To do:
Each line in the entries below that holds the string "mellan" is to be listed.

Source data:
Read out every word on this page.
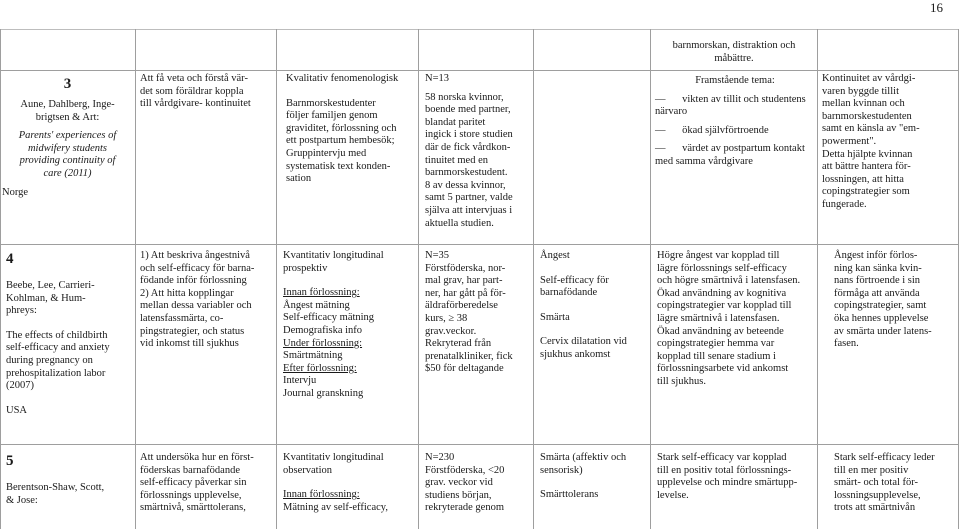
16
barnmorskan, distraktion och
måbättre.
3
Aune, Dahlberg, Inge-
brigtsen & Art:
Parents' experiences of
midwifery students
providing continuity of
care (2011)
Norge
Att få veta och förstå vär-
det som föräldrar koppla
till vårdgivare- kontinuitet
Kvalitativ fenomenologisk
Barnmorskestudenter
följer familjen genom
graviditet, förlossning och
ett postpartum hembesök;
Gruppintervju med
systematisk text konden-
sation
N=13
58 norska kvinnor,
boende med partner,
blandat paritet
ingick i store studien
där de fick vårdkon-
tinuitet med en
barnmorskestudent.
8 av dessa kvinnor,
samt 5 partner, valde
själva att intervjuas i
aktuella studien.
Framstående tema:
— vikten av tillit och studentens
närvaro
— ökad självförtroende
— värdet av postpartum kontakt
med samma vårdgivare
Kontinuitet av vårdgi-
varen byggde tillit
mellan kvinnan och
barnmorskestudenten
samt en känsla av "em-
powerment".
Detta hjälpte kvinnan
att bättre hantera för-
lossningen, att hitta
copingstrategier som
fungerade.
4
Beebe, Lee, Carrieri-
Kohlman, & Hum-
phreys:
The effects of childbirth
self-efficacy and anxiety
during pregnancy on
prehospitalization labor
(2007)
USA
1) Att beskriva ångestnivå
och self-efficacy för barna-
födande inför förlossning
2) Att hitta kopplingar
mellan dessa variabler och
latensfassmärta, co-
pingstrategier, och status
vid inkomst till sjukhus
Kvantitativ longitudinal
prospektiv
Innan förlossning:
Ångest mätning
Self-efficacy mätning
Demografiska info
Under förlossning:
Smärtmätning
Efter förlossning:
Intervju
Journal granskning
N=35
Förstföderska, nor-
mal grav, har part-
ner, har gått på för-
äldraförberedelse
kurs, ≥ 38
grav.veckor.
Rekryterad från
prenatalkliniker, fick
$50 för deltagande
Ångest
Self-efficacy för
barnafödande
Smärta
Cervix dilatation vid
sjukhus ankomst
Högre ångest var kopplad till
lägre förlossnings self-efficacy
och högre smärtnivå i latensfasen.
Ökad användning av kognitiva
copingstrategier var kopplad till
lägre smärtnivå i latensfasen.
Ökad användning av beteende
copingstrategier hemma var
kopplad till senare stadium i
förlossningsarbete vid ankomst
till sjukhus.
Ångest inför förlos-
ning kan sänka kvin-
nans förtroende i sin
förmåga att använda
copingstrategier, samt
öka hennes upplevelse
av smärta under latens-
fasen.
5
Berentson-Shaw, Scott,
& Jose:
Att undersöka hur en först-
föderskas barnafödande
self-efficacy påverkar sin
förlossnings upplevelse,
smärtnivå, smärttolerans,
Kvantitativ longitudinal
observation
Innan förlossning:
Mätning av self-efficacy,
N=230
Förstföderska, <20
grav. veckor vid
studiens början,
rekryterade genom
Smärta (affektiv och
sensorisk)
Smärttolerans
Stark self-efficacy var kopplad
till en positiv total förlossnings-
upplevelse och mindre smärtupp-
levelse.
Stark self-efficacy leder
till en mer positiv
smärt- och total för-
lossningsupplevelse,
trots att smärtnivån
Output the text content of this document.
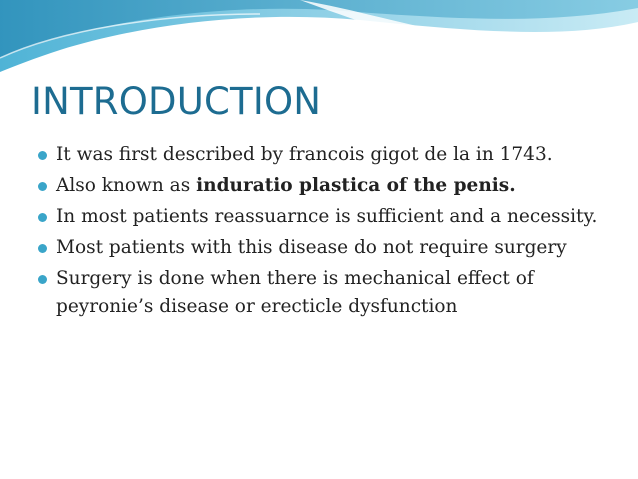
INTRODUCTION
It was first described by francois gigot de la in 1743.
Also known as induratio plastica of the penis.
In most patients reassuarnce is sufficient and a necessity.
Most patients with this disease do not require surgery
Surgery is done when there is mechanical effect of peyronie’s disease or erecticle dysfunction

Solution to this task:
mellan kvinnan och
mellan dessa variabler och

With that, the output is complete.